■ **WHAT THE TASK REQUIRES**:
Please reproduce every line of the records below word for word, leaving out the pictures.
------------------------------
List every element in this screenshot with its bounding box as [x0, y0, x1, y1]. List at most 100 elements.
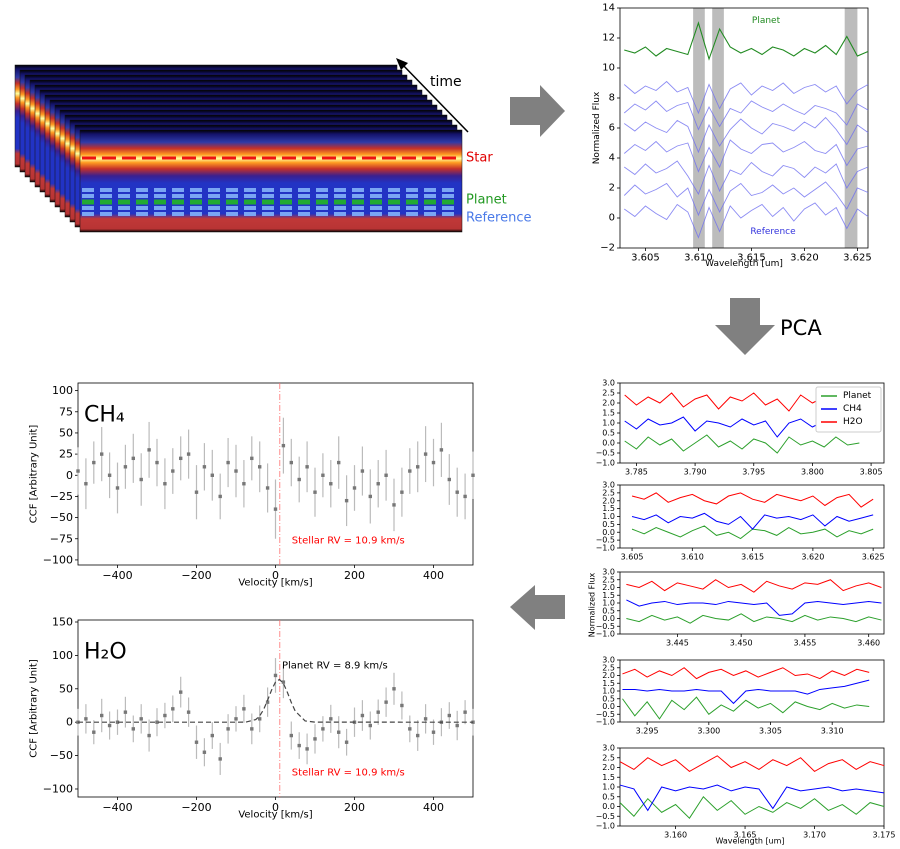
y-tick-label: 0.5: [602, 694, 615, 703]
ccf-point: [400, 490, 404, 494]
y-tick-label: 3.0: [602, 568, 615, 577]
ccf-point: [171, 469, 175, 473]
y-axis-label: CCF [Arbitrary Unit]: [29, 425, 40, 524]
molecule-label: H₂O: [84, 640, 127, 665]
x-tick-label: 400: [423, 569, 444, 582]
spectral-frames: [14, 64, 463, 233]
ccf-point: [471, 720, 475, 724]
ccf-point: [463, 494, 467, 499]
y-tick-label: −100: [43, 782, 73, 795]
ccf-point: [337, 460, 341, 465]
x-tick-label: 3.610: [684, 253, 713, 264]
y-tick-label: 1.5: [602, 504, 615, 513]
ccf-point: [344, 740, 349, 744]
reference-line: [623, 116, 869, 154]
ccf-point: [163, 482, 167, 486]
x-axis-label: Velocity [km/s]: [238, 810, 312, 821]
x-tick-label: 3.805: [860, 468, 883, 477]
ccf-point: [131, 727, 135, 731]
y-tick-label: 0: [66, 716, 73, 729]
ccf-point: [76, 469, 80, 473]
y-tick-label: 0.0: [602, 614, 615, 623]
y-tick-label: −2: [600, 243, 615, 254]
y-tick-label: 1.0: [602, 419, 615, 428]
planet-rv-label: Planet RV = 8.9 km/s: [282, 661, 388, 672]
ccf-point: [250, 727, 254, 731]
y-tick-label: 3.0: [602, 744, 615, 753]
y-tick-label: 10: [602, 63, 615, 74]
plot-frame: [619, 484, 885, 549]
ccf-point: [313, 737, 317, 741]
ccf-point: [155, 460, 159, 465]
x-tick-label: 400: [423, 801, 444, 814]
model-line: [78, 678, 474, 723]
ccf-point: [368, 494, 372, 499]
y-axis-label: CCF [Arbitrary Unit]: [29, 659, 40, 758]
y-tick-label: 25: [59, 448, 73, 461]
ccf-point: [250, 456, 254, 461]
ccf-point: [431, 730, 436, 734]
y-tick-label: 1.5: [602, 409, 615, 418]
ccf-point: [179, 690, 183, 694]
y-tick-label: 0.5: [602, 792, 615, 801]
x-tick-label: 3.170: [803, 831, 826, 840]
x-tick-label: 3.295: [636, 727, 659, 736]
ccf-point: [155, 720, 159, 724]
y-tick-label: −1.0: [596, 459, 615, 468]
planet-label: Planet: [466, 193, 507, 208]
ccf-point: [368, 723, 372, 728]
ccf-point: [360, 469, 365, 473]
y-tick-label: 2.0: [602, 763, 615, 772]
x-tick-label: −200: [181, 801, 211, 814]
y-tick-label: 0: [609, 213, 615, 224]
y-tick-label: 0.0: [602, 802, 615, 811]
reference-line: [623, 80, 869, 115]
y-tick-label: −1.0: [596, 822, 615, 831]
ccf-point: [265, 486, 270, 490]
y-tick-label: 3.0: [602, 379, 615, 388]
ccf-point: [226, 727, 230, 731]
plot-frame: [619, 747, 885, 827]
y-tick-label: 1.0: [602, 783, 615, 792]
ccf-point: [439, 448, 444, 452]
ccf-point: [408, 727, 412, 731]
reference-label: Reference: [466, 211, 531, 226]
ccf-point: [139, 477, 143, 482]
spectrum-line: [622, 696, 870, 720]
x-tick-label: 3.620: [801, 553, 824, 562]
y-tick-label: 150: [52, 616, 73, 629]
x-tick-label: 3.605: [621, 553, 644, 562]
ccf-point: [84, 482, 88, 486]
x-tick-label: 3.300: [697, 727, 720, 736]
y-tick-label: −100: [43, 553, 73, 566]
y-tick-label: 2.5: [602, 575, 615, 584]
x-tick-label: 3.800: [801, 468, 824, 477]
x-tick-label: 3.175: [873, 831, 896, 840]
ccf-point: [179, 456, 183, 461]
ccf-point: [384, 700, 388, 704]
y-tick-label: 12: [602, 33, 615, 44]
molecule-label: CH₄: [84, 403, 125, 428]
ccf-point: [408, 469, 412, 473]
spectrum-line: [631, 492, 874, 508]
plot-frame: [619, 659, 885, 723]
ccf-point: [305, 747, 309, 751]
x-tick-label: 3.305: [759, 727, 782, 736]
x-tick-label: 3.460: [857, 639, 880, 648]
arrow-down: [715, 298, 775, 355]
plot-frame: [619, 7, 869, 249]
y-tick-label: −0.5: [596, 710, 615, 719]
ccf-point: [242, 482, 246, 486]
ccf-point: [273, 673, 278, 678]
ccf-point: [147, 733, 151, 738]
x-tick-label: 3.615: [741, 553, 764, 562]
x-tick-label: 3.165: [734, 831, 757, 840]
ccf-point: [123, 465, 128, 469]
y-tick-label: −0.5: [596, 812, 615, 821]
ccf-point: [455, 490, 459, 494]
y-tick-label: 100: [52, 384, 73, 397]
ccf-point: [84, 717, 88, 721]
ccf-point: [202, 750, 207, 754]
planet-line: [624, 21, 869, 61]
------------------------------
■ **THE RESPONSE**:
List every element in this screenshot with its bounding box as [x0, y0, x1, y1]. List at most 100 elements.
y-tick-label: 0.5: [602, 694, 615, 703]
ccf-point: [400, 490, 404, 494]
y-tick-label: 3.0: [602, 568, 615, 577]
ccf-point: [171, 469, 175, 473]
y-axis-label: CCF [Arbitrary Unit]: [29, 425, 40, 524]
molecule-label: H₂O: [84, 640, 127, 665]
x-tick-label: 400: [423, 569, 444, 582]
spectral-frames: [14, 64, 463, 233]
ccf-point: [471, 720, 475, 724]
ccf-point: [463, 494, 467, 499]
y-tick-label: −100: [43, 782, 73, 795]
ccf-point: [337, 460, 341, 465]
x-tick-label: 3.610: [684, 253, 713, 264]
y-tick-label: 1.5: [602, 504, 615, 513]
ccf-point: [344, 740, 349, 744]
reference-line: [623, 116, 869, 154]
ccf-point: [163, 482, 167, 486]
x-axis-label: Velocity [km/s]: [238, 810, 312, 821]
x-tick-label: 3.805: [860, 468, 883, 477]
ccf-point: [131, 727, 135, 731]
y-tick-label: 0: [66, 716, 73, 729]
ccf-point: [76, 469, 80, 473]
y-tick-label: 0.0: [602, 614, 615, 623]
y-tick-label: −2: [600, 243, 615, 254]
y-tick-label: 1.0: [602, 419, 615, 428]
planet-rv-label: Planet RV = 8.9 km/s: [282, 661, 388, 672]
ccf-point: [250, 727, 254, 731]
y-tick-label: 3.0: [602, 744, 615, 753]
y-tick-label: 10: [602, 63, 615, 74]
plot-frame: [619, 484, 885, 549]
ccf-point: [313, 737, 317, 741]
ccf-point: [155, 460, 159, 465]
x-tick-label: 400: [423, 801, 444, 814]
model-line: [78, 678, 474, 723]
ccf-point: [368, 494, 372, 499]
y-axis-label: CCF [Arbitrary Unit]: [29, 659, 40, 758]
y-tick-label: 25: [59, 448, 73, 461]
ccf-point: [250, 456, 254, 461]
ccf-point: [431, 730, 436, 734]
y-tick-label: 1.5: [602, 409, 615, 418]
ccf-point: [179, 690, 183, 694]
y-tick-label: 0.5: [602, 792, 615, 801]
x-tick-label: 3.170: [803, 831, 826, 840]
x-tick-label: 3.295: [636, 727, 659, 736]
ccf-point: [155, 720, 159, 724]
y-tick-label: −1.0: [596, 459, 615, 468]
planet-label: Planet: [466, 193, 507, 208]
ccf-point: [368, 723, 372, 728]
ccf-point: [360, 469, 365, 473]
y-tick-label: 2.0: [602, 763, 615, 772]
x-tick-label: −200: [181, 801, 211, 814]
y-tick-label: 0: [609, 213, 615, 224]
y-tick-label: 0.0: [602, 802, 615, 811]
reference-line: [623, 80, 869, 115]
y-tick-label: −1.0: [596, 822, 615, 831]
ccf-point: [265, 486, 270, 490]
y-tick-label: 3.0: [602, 379, 615, 388]
ccf-point: [226, 727, 230, 731]
plot-frame: [619, 747, 885, 827]
y-tick-label: 1.0: [602, 783, 615, 792]
ccf-point: [439, 448, 444, 452]
ccf-point: [408, 727, 412, 731]
reference-label: Reference: [466, 211, 531, 226]
ccf-point: [139, 477, 143, 482]
spectrum-line: [622, 696, 870, 720]
x-tick-label: 3.620: [801, 553, 824, 562]
y-tick-label: 150: [52, 616, 73, 629]
x-tick-label: 3.605: [621, 553, 644, 562]
ccf-point: [84, 482, 88, 486]
x-tick-label: 3.300: [697, 727, 720, 736]
y-tick-label: −100: [43, 553, 73, 566]
y-tick-label: 2.5: [602, 575, 615, 584]
x-tick-label: 3.800: [801, 468, 824, 477]
x-tick-label: 3.175: [873, 831, 896, 840]
ccf-point: [179, 456, 183, 461]
ccf-point: [384, 700, 388, 704]
y-tick-label: 12: [602, 33, 615, 44]
molecule-label: CH₄: [84, 403, 125, 428]
ccf-point: [408, 469, 412, 473]
spectrum-line: [631, 492, 874, 508]
plot-frame: [619, 659, 885, 723]
ccf-point: [305, 747, 309, 751]
x-tick-label: 3.305: [759, 727, 782, 736]
x-tick-label: 3.460: [857, 639, 880, 648]
arrow-down: [715, 298, 775, 355]
plot-frame: [619, 7, 869, 249]
y-tick-label: −0.5: [596, 710, 615, 719]
ccf-point: [242, 482, 246, 486]
ccf-point: [273, 673, 278, 678]
ccf-point: [147, 733, 151, 738]
x-tick-label: 3.615: [741, 553, 764, 562]
x-tick-label: 3.165: [734, 831, 757, 840]
ccf-point: [123, 465, 128, 469]
y-tick-label: −0.5: [596, 812, 615, 821]
ccf-point: [455, 490, 459, 494]
y-tick-label: 100: [52, 384, 73, 397]
ccf-point: [84, 717, 88, 721]
ccf-point: [202, 750, 207, 754]
planet-line: [624, 21, 869, 61]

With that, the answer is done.